┌──

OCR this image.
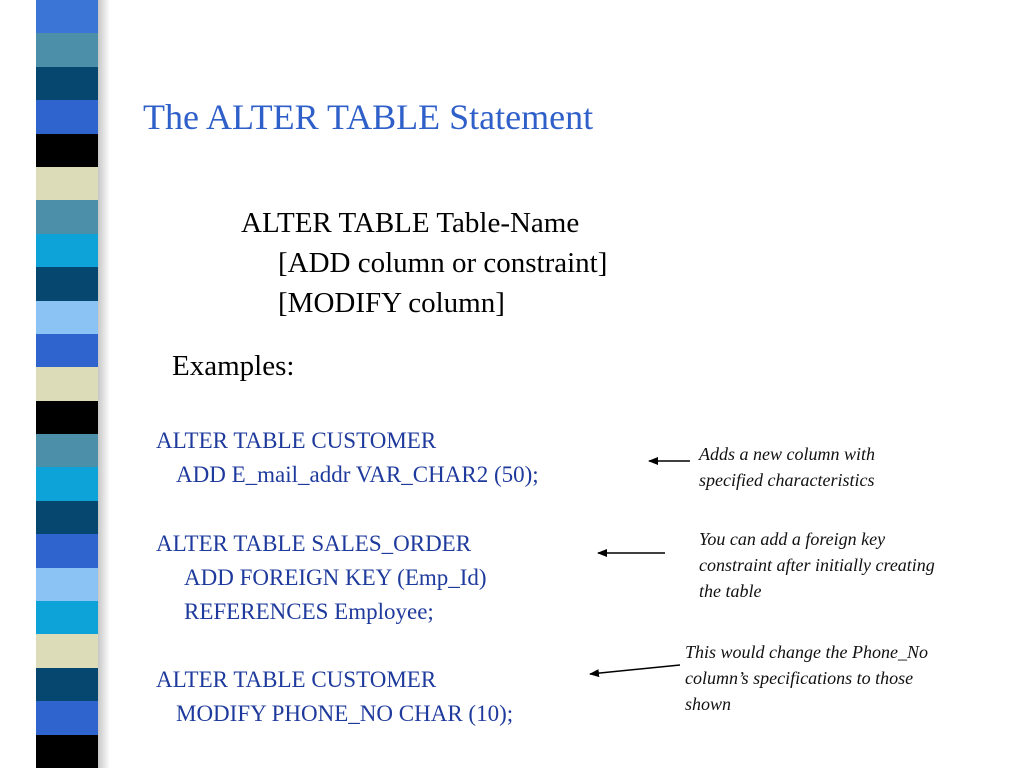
The ALTER TABLE Statement
ALTER TABLE Table-Name
[ADD column or constraint]
[MODIFY column]
Examples:
ALTER TABLE CUSTOMER
ADD E_mail_addr VAR_CHAR2 (50);
Adds a new column with
specified characteristics
ALTER TABLE SALES_ORDER
ADD FOREIGN KEY (Emp_Id)
REFERENCES Employee;
You can add a foreign key
constraint after initially creating
the table
ALTER TABLE CUSTOMER
MODIFY PHONE_NO CHAR (10);
This would change the Phone_No
column’s specifications to those
shown
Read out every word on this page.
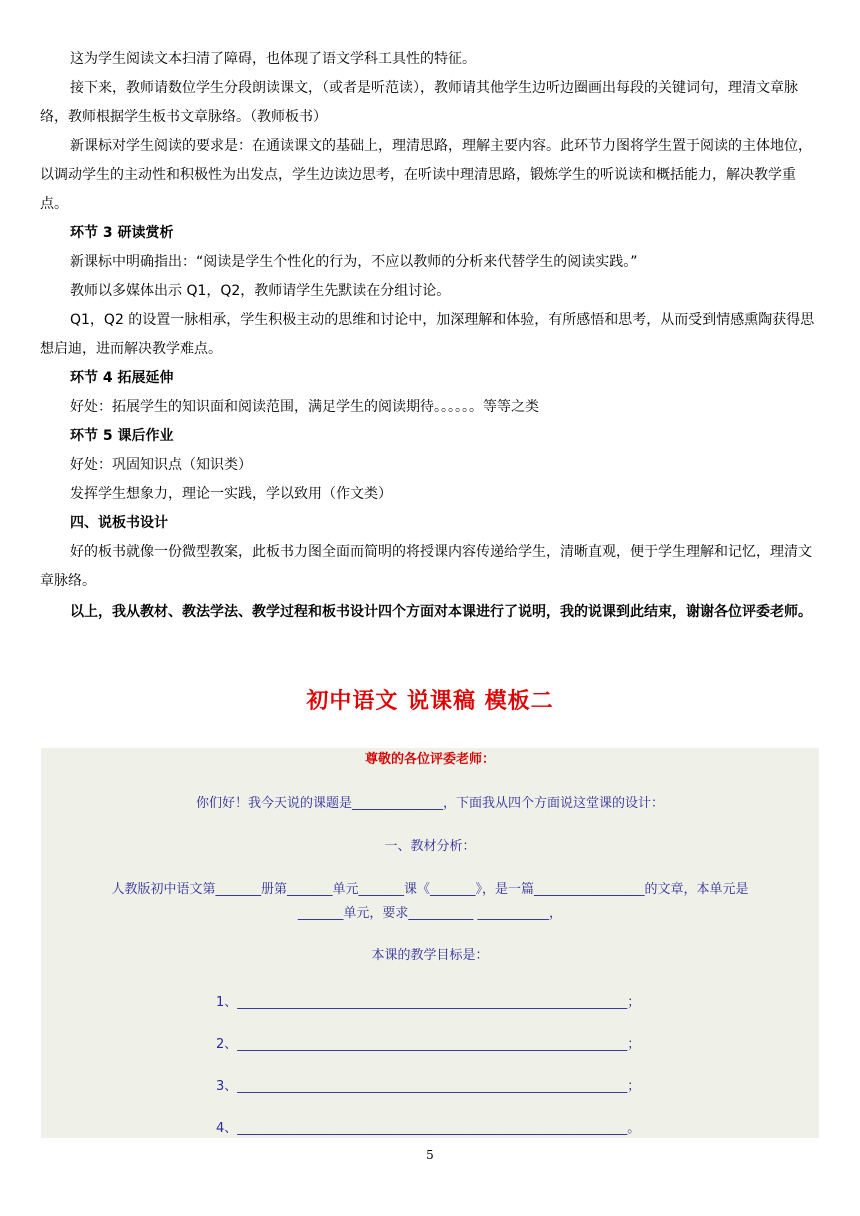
这为学生阅读文本扫清了障碍，也体现了语文学科工具性的特征。

接下来，教师请数位学生分段朗读课文，（或者是听范读），教师请其他学生边听边圈画出每段的关键词句，理清文章脉络，教师根据学生板书文章脉络。（教师板书）

新课标对学生阅读的要求是：在通读课文的基础上，理清思路，理解主要内容。此环节力图将学生置于阅读的主体地位，以调动学生的主动性和积极性为出发点，学生边读边思考，在听读中理清思路，锻炼学生的听说读和概括能力，解决教学重点。

环节 3 研读赏析

新课标中明确指出：“阅读是学生个性化的行为，不应以教师的分析来代替学生的阅读实践。”

教师以多媒体出示 Q1，Q2，教师请学生先默读在分组讨论。

Q1，Q2 的设置一脉相承，学生积极主动的思维和讨论中，加深理解和体验，有所感悟和思考，从而受到情感熏陶获得思想启迪，进而解决教学难点。

环节 4 拓展延伸

好处：拓展学生的知识面和阅读范围，满足学生的阅读期待。。。。。。等等之类

环节 5 课后作业

好处：巩固知识点（知识类）

发挥学生想象力，理论一实践，学以致用（作文类）

四、说板书设计

好的板书就像一份微型教案，此板书力图全面而简明的将授课内容传递给学生，清晰直观，便于学生理解和记忆，理清文章脉络。

以上，我从教材、教法学法、教学过程和板书设计四个方面对本课进行了说明，我的说课到此结束，谢谢各位评委老师。

初中语文 说课稿 模板二
尊敬的各位评委老师：
你们好！我今天说的课题是______________，下面我从四个方面说这堂课的设计：
一、教材分析：
人教版初中语文第_______册第_______单元_______课《_______》，是一篇_________________的文章，本单元是
_______单元，要求__________ ___________，
本课的教学目标是：
1、____________________________________________________________；
2、____________________________________________________________；
3、____________________________________________________________；
4、____________________________________________________________。
5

└──

• Exercise prompt: Print each of the records above exactly as written, leaving no picture in the copy.

• Completed exercise:
OCR this image.
The ALTER TABLE Statement
ALTER TABLE Table-Name
[ADD column or constraint]
[MODIFY column]
Examples:
ALTER TABLE CUSTOMER
ADD E_mail_addr VAR_CHAR2 (50);
Adds a new column with
specified characteristics
ALTER TABLE SALES_ORDER
ADD FOREIGN KEY (Emp_Id)
REFERENCES Employee;
You can add a foreign key
constraint after initially creating
the table
ALTER TABLE CUSTOMER
MODIFY PHONE_NO CHAR (10);
This would change the Phone_No
column’s specifications to those
shown
Read out every word on this page.
这为学生阅读文本扫清了障碍，也体现了语文学科工具性的特征。

接下来，教师请数位学生分段朗读课文，（或者是听范读），教师请其他学生边听边圈画出每段的关键词句，理清文章脉络，教师根据学生板书文章脉络。（教师板书）

新课标对学生阅读的要求是：在通读课文的基础上，理清思路，理解主要内容。此环节力图将学生置于阅读的主体地位，以调动学生的主动性和积极性为出发点，学生边读边思考，在听读中理清思路，锻炼学生的听说读和概括能力，解决教学重点。

环节 3 研读赏析

新课标中明确指出：“阅读是学生个性化的行为，不应以教师的分析来代替学生的阅读实践。”

教师以多媒体出示 Q1，Q2，教师请学生先默读在分组讨论。

Q1，Q2 的设置一脉相承，学生积极主动的思维和讨论中，加深理解和体验，有所感悟和思考，从而受到情感熏陶获得思想启迪，进而解决教学难点。

环节 4 拓展延伸

好处：拓展学生的知识面和阅读范围，满足学生的阅读期待。。。。。。等等之类

环节 5 课后作业

好处：巩固知识点（知识类）

发挥学生想象力，理论一实践，学以致用（作文类）

四、说板书设计

好的板书就像一份微型教案，此板书力图全面而简明的将授课内容传递给学生，清晰直观，便于学生理解和记忆，理清文章脉络。

以上，我从教材、教法学法、教学过程和板书设计四个方面对本课进行了说明，我的说课到此结束，谢谢各位评委老师。

初中语文 说课稿 模板二
尊敬的各位评委老师：
你们好！我今天说的课题是______________，下面我从四个方面说这堂课的设计：
一、教材分析：
人教版初中语文第_______册第_______单元_______课《_______》，是一篇_________________的文章，本单元是
_______单元，要求__________ ___________，
本课的教学目标是：
1、____________________________________________________________；
2、____________________________________________________________；
3、____________________________________________________________；
4、____________________________________________________________。
5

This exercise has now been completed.